** Begin Selected text **
DRDGold’s cash balances reduced from R2.4 billion in June 2023 to R521.5m as the company utilised “cash savings to finance the capital expenditure, the bulk of which paid for the solar power plant and battery energy storage system” at the Ergo operation.

In June, the bullion producer secured the R500m facility from Nedbank while in June it entered into a 5-year R1bn revolving credit facility, with a R500 million accordion option, with the same bank.

Pretorius said that conditions for accessing capital in SA were easing, allowing mining firms to expand operations, build infrastructure such as renewable energy and boost working capital.

Mining industry CEOs have also been seeing an improvement in the operating framework, with electricity supply by Eskom solidifying and Transnet also improving its port and rail capacity.

“When we gauged the ease of getting funding with regards to how restrictive the conditions are and the cost of capital, I can tell you that we got very favourable terms suggesting that there wasn’t a very significant risk premium into the facility that we secured,” Pretorius said in an interview.
** End Selected text **
#### To be done
**A)** According to the DRDGold text, why did the company's cash balances fall from R2.4 billion to R521.5m?
**B)** Rewrite the DRDGold text from "DRDGold’s cash balances" to "the Ergo operation.", changing "solar power plant" to "wind farm".
** Begin Material provided **
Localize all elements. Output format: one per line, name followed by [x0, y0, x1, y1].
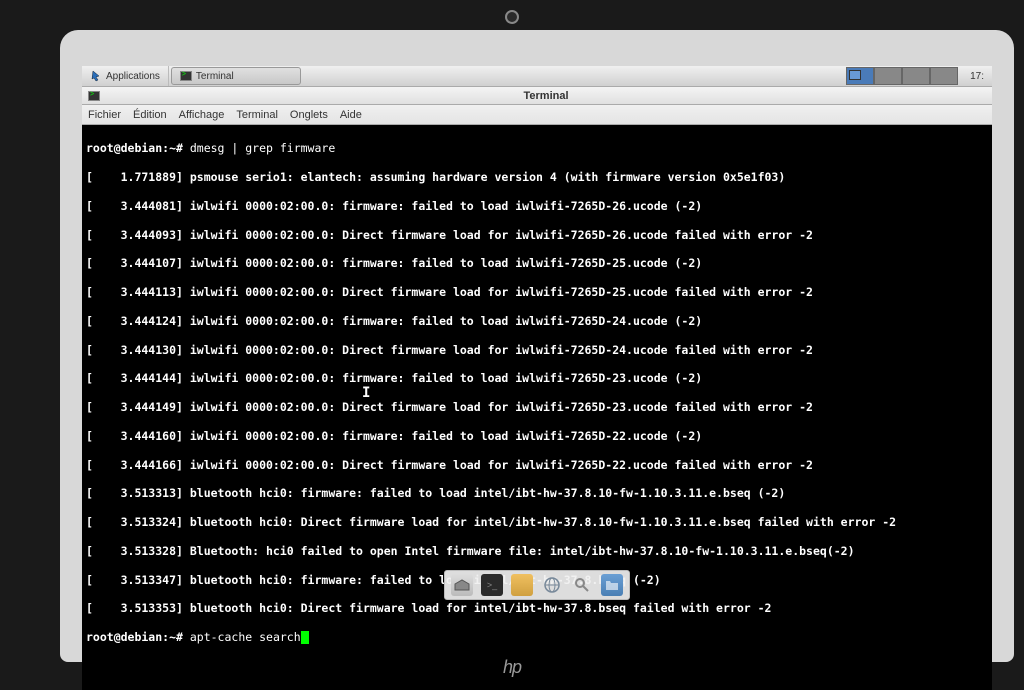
** End Material provided **
#### The solutions
**A)** The company used its cash savings to pay for capital expenditure. Most of that spending went to the solar power plant and battery energy storage system at the Ergo operation.

**B)**
DRDGold’s cash balances reduced from R2.4 billion in June 2023 to R521.5m as the company utilised “cash savings to finance the capital expenditure, the bulk of which paid for the wind farm and battery energy storage system” at the Ergo operation.